# What the exercise asks
Look through the listing for the word "本小题满分". Copy each line that has it.
── Dataset records
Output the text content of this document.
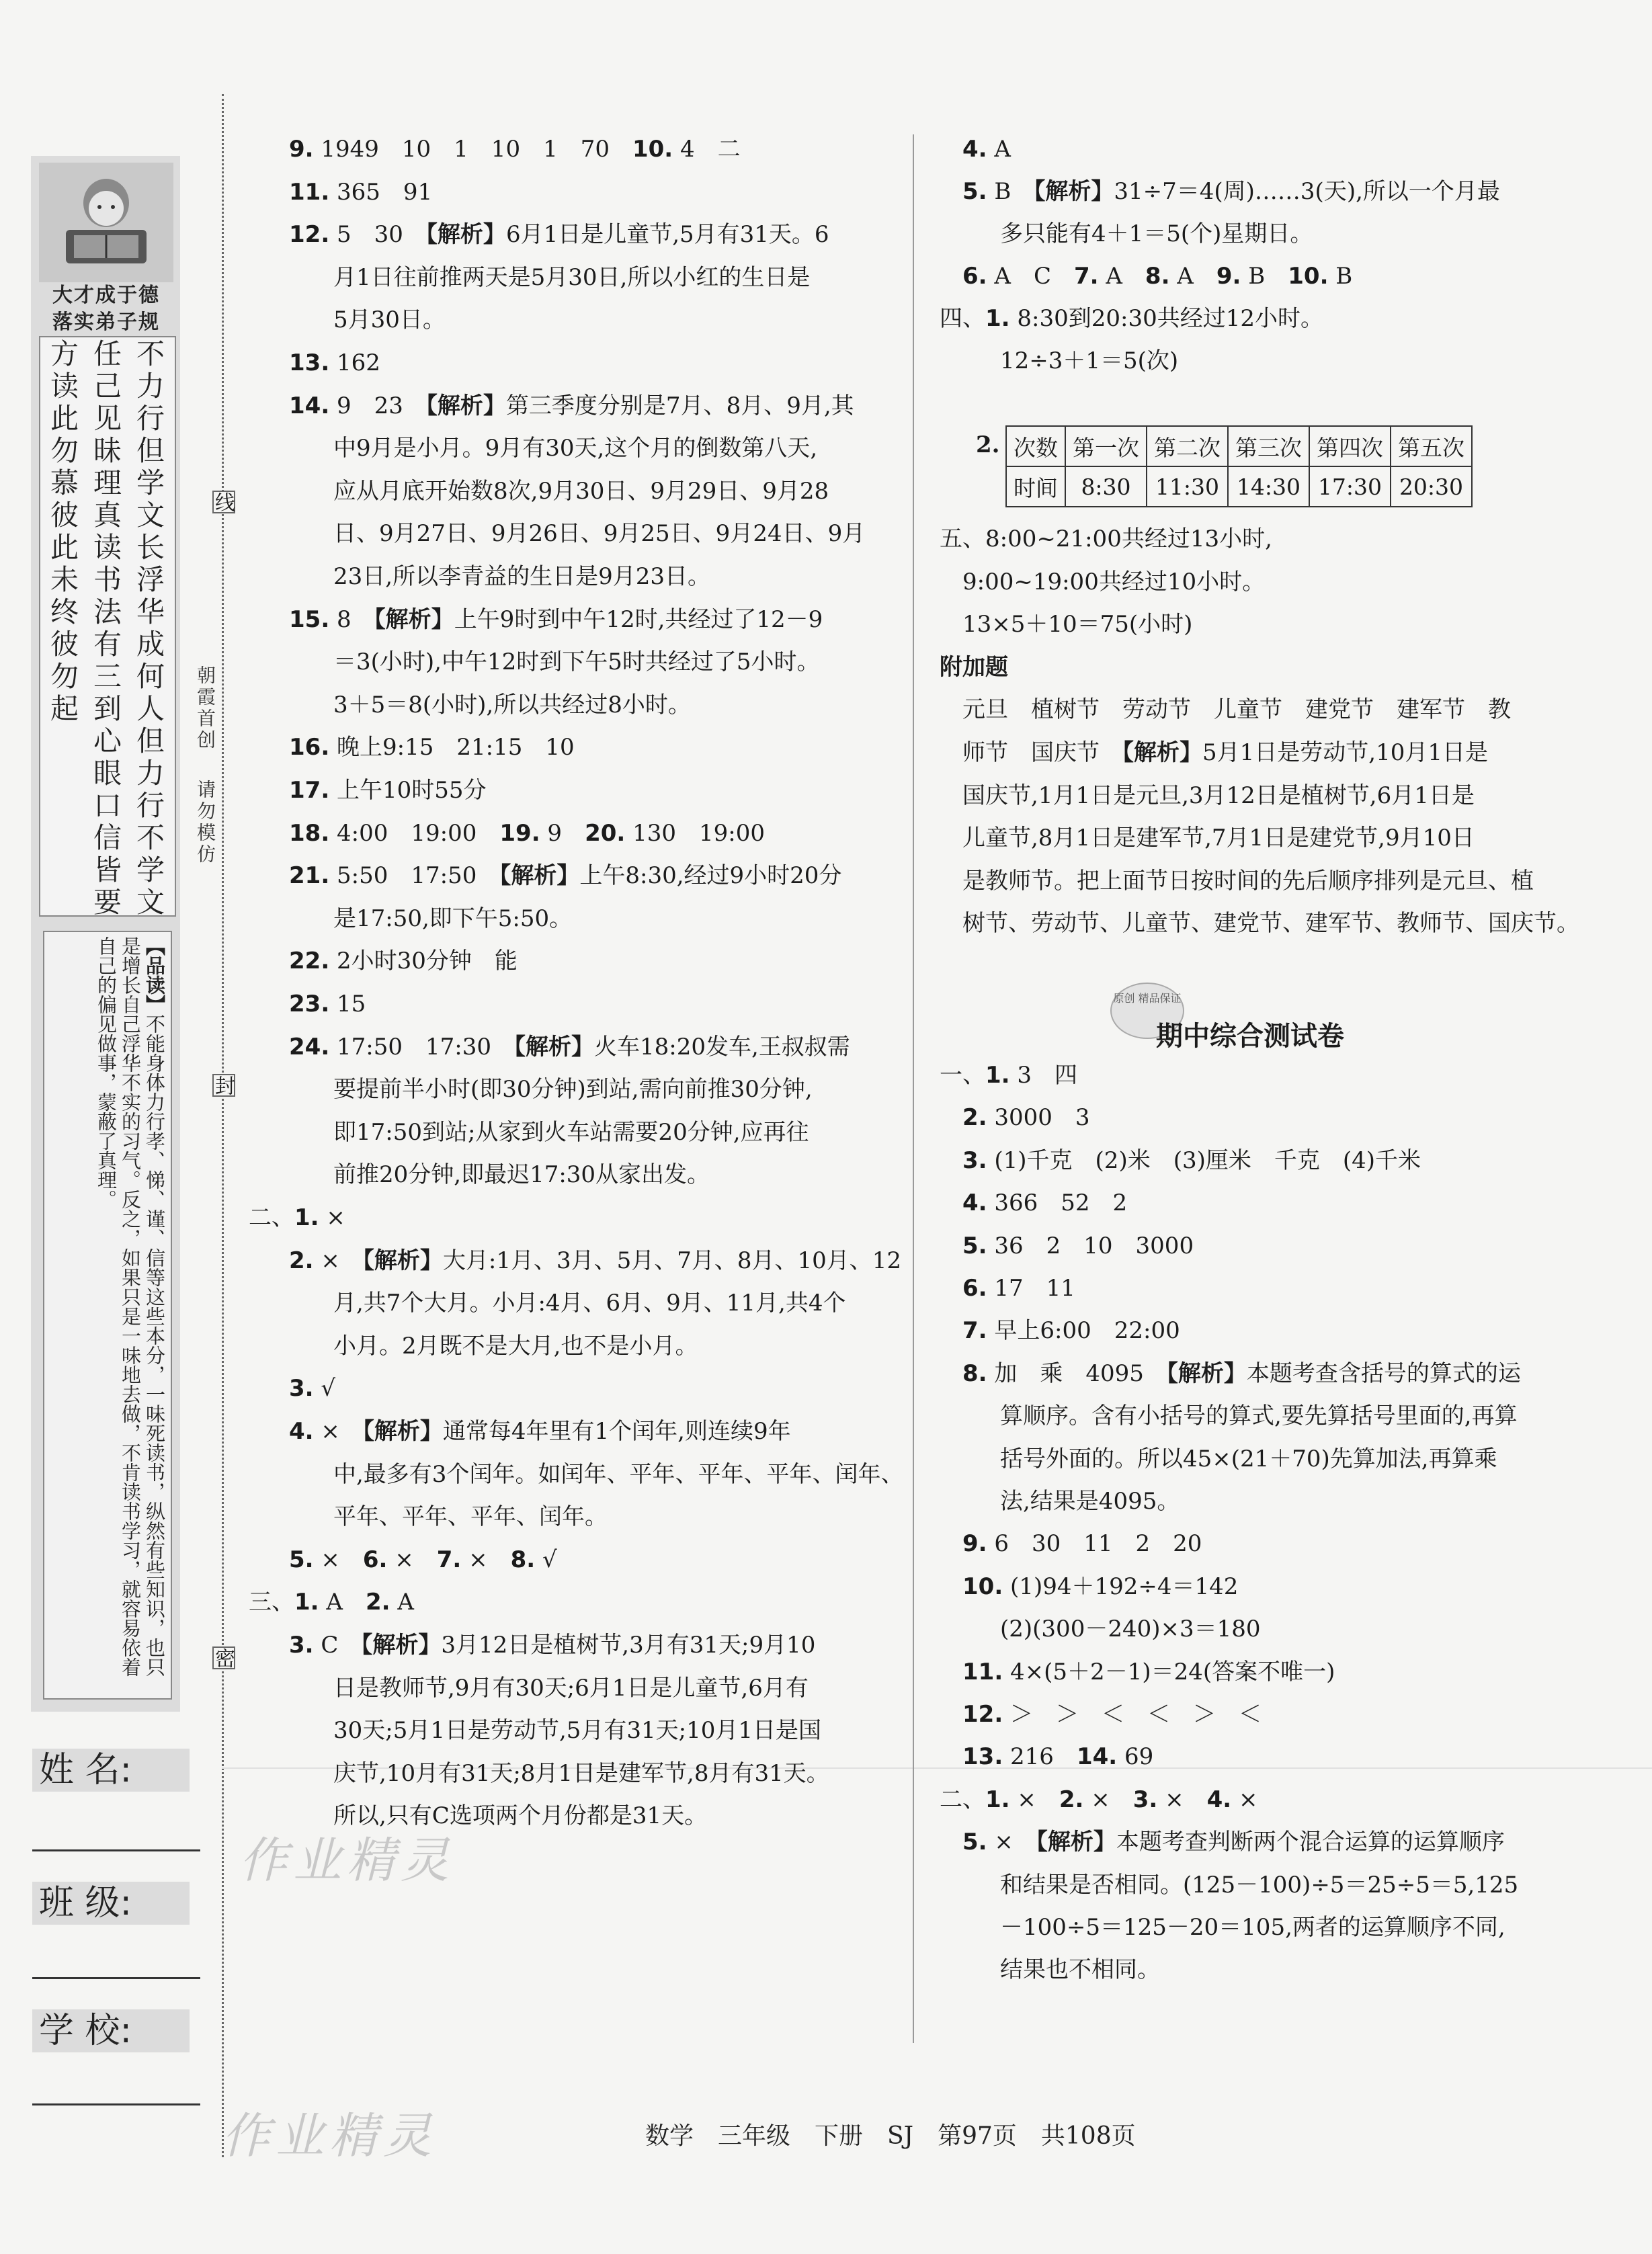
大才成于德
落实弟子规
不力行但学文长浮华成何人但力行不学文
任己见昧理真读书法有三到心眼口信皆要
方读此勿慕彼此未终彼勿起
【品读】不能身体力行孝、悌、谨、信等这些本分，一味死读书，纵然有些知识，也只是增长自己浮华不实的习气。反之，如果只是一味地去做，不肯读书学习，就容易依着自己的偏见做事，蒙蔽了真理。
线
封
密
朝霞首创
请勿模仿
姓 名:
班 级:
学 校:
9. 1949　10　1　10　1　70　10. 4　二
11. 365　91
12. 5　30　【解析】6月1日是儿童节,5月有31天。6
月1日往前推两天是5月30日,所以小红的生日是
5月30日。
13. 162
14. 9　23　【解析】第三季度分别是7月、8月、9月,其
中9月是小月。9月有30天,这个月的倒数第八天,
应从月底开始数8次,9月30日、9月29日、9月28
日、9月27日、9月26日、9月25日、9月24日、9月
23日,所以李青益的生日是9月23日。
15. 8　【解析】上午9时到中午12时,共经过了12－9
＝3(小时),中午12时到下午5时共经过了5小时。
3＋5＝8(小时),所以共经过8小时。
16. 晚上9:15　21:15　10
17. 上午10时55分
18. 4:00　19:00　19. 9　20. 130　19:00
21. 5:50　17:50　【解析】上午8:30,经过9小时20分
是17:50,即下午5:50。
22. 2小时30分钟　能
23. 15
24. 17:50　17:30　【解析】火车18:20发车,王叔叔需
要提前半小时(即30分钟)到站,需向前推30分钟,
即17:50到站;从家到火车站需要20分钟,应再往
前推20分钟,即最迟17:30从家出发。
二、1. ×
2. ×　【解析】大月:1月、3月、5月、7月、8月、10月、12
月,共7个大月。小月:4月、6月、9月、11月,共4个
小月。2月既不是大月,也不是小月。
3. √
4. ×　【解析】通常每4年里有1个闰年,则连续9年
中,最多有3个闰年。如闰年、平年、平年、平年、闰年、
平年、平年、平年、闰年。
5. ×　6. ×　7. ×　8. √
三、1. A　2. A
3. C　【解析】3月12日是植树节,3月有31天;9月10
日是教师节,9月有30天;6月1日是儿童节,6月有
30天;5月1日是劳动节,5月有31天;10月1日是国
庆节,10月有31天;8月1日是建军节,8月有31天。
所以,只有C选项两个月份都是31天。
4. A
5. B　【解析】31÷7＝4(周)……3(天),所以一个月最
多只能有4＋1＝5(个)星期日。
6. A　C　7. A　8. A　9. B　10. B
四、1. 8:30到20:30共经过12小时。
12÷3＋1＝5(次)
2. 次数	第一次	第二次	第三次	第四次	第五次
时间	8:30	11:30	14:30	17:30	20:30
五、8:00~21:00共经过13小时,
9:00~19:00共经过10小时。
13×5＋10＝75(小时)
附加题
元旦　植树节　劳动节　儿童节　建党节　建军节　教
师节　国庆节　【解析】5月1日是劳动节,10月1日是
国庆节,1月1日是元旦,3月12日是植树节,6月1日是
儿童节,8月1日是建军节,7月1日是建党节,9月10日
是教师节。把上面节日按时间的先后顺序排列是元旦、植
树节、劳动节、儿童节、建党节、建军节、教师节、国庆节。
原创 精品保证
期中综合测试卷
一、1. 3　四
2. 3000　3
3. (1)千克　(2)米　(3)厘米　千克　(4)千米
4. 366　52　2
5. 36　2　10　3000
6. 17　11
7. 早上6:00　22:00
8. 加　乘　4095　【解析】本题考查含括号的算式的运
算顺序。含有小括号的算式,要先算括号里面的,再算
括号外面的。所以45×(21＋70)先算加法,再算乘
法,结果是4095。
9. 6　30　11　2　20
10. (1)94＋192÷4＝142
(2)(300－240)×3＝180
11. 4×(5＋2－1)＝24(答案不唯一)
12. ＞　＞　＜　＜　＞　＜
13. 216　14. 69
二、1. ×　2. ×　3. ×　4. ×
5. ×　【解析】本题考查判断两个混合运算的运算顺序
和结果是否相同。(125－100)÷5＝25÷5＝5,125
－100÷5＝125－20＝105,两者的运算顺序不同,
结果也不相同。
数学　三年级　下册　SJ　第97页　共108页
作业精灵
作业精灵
────
── Dataset records
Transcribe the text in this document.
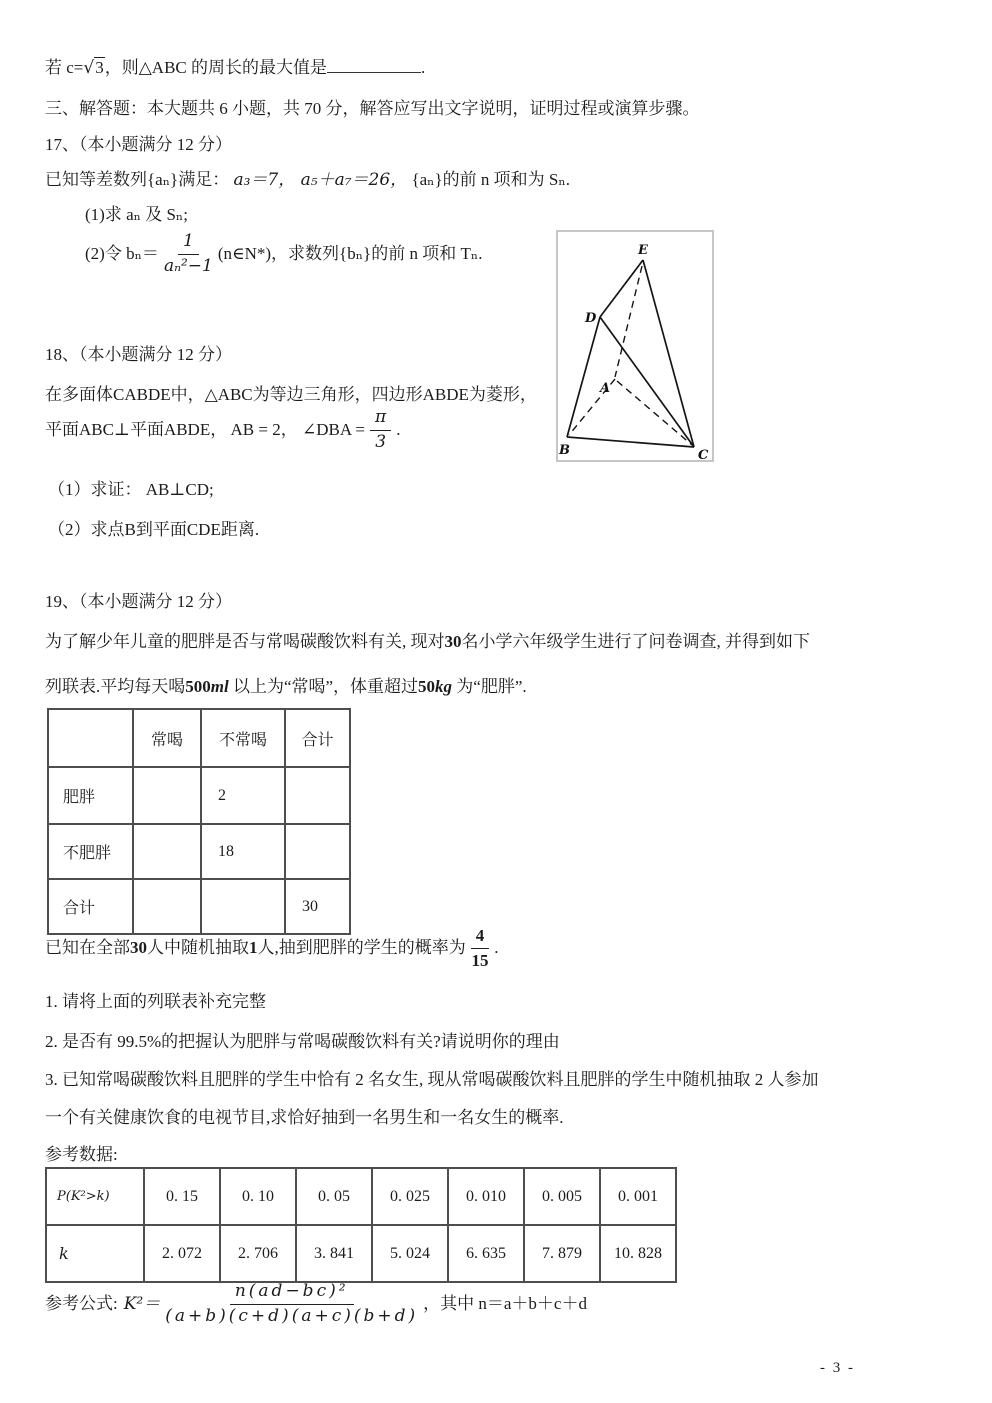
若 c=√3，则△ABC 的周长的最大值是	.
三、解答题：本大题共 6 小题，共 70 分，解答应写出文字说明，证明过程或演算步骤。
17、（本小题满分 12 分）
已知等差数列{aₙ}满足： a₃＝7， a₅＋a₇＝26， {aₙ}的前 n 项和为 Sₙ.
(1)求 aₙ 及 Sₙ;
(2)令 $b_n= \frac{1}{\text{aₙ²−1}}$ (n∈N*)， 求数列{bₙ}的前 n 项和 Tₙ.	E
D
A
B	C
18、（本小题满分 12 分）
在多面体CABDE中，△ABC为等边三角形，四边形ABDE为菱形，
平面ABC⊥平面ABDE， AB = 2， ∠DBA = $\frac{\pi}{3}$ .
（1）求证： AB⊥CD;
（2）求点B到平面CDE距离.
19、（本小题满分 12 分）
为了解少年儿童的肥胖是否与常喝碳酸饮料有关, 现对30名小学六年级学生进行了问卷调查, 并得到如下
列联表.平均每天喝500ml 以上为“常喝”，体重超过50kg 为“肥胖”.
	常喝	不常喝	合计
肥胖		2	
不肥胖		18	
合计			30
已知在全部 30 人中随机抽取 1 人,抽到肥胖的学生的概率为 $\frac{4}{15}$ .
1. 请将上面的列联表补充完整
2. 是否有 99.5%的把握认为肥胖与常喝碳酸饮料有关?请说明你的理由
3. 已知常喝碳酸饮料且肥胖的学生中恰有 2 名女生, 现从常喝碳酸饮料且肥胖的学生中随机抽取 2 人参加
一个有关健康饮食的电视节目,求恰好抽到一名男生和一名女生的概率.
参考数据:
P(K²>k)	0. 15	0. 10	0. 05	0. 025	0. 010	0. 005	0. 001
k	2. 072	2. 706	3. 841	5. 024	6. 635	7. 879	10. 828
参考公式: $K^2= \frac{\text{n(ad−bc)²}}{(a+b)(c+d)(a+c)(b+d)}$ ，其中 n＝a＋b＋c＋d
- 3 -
────
# Answer to this exercise
17、（本小题满分 12 分）
18、（本小题满分 12 分）
19、（本小题满分 12 分）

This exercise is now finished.